— Begin DATA ROWS —

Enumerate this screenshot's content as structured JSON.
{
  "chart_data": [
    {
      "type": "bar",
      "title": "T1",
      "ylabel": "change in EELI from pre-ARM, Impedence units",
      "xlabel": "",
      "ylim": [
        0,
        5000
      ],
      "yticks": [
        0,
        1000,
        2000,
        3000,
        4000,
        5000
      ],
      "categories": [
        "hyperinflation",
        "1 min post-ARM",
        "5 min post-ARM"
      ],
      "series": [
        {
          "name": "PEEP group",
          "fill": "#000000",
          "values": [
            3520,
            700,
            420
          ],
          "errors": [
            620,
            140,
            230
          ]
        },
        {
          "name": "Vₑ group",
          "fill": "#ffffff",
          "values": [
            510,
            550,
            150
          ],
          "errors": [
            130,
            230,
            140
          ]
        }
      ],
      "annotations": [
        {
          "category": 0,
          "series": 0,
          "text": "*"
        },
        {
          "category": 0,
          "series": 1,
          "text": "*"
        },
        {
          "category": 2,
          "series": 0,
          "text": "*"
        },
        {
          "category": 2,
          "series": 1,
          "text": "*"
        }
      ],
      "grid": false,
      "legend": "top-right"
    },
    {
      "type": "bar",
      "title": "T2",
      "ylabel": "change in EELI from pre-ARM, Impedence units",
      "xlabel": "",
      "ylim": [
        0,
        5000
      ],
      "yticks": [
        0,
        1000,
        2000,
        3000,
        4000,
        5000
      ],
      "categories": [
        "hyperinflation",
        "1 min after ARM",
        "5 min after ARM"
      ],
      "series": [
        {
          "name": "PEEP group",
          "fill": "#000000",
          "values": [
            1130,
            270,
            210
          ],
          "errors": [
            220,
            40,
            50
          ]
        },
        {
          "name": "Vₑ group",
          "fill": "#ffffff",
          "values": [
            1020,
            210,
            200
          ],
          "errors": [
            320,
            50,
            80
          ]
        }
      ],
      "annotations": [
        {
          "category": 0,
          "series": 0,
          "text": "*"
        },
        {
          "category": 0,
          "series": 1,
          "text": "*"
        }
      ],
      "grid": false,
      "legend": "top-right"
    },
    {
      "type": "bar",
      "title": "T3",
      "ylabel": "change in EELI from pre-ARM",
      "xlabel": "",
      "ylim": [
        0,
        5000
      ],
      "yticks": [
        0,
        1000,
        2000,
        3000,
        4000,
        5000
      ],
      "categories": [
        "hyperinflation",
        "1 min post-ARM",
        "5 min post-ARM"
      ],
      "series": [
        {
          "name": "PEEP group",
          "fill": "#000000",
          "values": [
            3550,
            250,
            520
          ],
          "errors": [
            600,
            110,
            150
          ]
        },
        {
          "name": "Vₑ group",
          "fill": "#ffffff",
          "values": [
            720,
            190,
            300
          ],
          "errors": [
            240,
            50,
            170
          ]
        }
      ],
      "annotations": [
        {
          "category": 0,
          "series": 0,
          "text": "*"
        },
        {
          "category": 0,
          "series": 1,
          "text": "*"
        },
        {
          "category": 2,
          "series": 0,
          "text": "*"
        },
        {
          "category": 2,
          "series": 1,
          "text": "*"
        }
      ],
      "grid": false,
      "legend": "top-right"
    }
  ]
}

— End DATA ROWS —

[WHAT IS BEING ASKED] Restate the data above word for word.

[EXPECTED OUTPUT]
Enumerate this screenshot's content as structured JSON.
{
  "chart_data": [
    {
      "type": "bar",
      "title": "T1",
      "ylabel": "change in EELI from pre-ARM, Impedence units",
      "xlabel": "",
      "ylim": [
        0,
        5000
      ],
      "yticks": [
        0,
        1000,
        2000,
        3000,
        4000,
        5000
      ],
      "categories": [
        "hyperinflation",
        "1 min post-ARM",
        "5 min post-ARM"
      ],
      "series": [
        {
          "name": "PEEP group",
          "fill": "#000000",
          "values": [
            3520,
            700,
            420
          ],
          "errors": [
            620,
            140,
            230
          ]
        },
        {
          "name": "Vₑ group",
          "fill": "#ffffff",
          "values": [
            510,
            550,
            150
          ],
          "errors": [
            130,
            230,
            140
          ]
        }
      ],
      "annotations": [
        {
          "category": 0,
          "series": 0,
          "text": "*"
        },
        {
          "category": 0,
          "series": 1,
          "text": "*"
        },
        {
          "category": 2,
          "series": 0,
          "text": "*"
        },
        {
          "category": 2,
          "series": 1,
          "text": "*"
        }
      ],
      "grid": false,
      "legend": "top-right"
    },
    {
      "type": "bar",
      "title": "T2",
      "ylabel": "change in EELI from pre-ARM, Impedence units",
      "xlabel": "",
      "ylim": [
        0,
        5000
      ],
      "yticks": [
        0,
        1000,
        2000,
        3000,
        4000,
        5000
      ],
      "categories": [
        "hyperinflation",
        "1 min after ARM",
        "5 min after ARM"
      ],
      "series": [
        {
          "name": "PEEP group",
          "fill": "#000000",
          "values": [
            1130,
            270,
            210
          ],
          "errors": [
            220,
            40,
            50
          ]
        },
        {
          "name": "Vₑ group",
          "fill": "#ffffff",
          "values": [
            1020,
            210,
            200
          ],
          "errors": [
            320,
            50,
            80
          ]
        }
      ],
      "annotations": [
        {
          "category": 0,
          "series": 0,
          "text": "*"
        },
        {
          "category": 0,
          "series": 1,
          "text": "*"
        }
      ],
      "grid": false,
      "legend": "top-right"
    },
    {
      "type": "bar",
      "title": "T3",
      "ylabel": "change in EELI from pre-ARM",
      "xlabel": "",
      "ylim": [
        0,
        5000
      ],
      "yticks": [
        0,
        1000,
        2000,
        3000,
        4000,
        5000
      ],
      "categories": [
        "hyperinflation",
        "1 min post-ARM",
        "5 min post-ARM"
      ],
      "series": [
        {
          "name": "PEEP group",
          "fill": "#000000",
          "values": [
            3550,
            250,
            520
          ],
          "errors": [
            600,
            110,
            150
          ]
        },
        {
          "name": "Vₑ group",
          "fill": "#ffffff",
          "values": [
            720,
            190,
            300
          ],
          "errors": [
            240,
            50,
            170
          ]
        }
      ],
      "annotations": [
        {
          "category": 0,
          "series": 0,
          "text": "*"
        },
        {
          "category": 0,
          "series": 1,
          "text": "*"
        },
        {
          "category": 2,
          "series": 0,
          "text": "*"
        },
        {
          "category": 2,
          "series": 1,
          "text": "*"
        }
      ],
      "grid": false,
      "legend": "top-right"
    }
  ]
}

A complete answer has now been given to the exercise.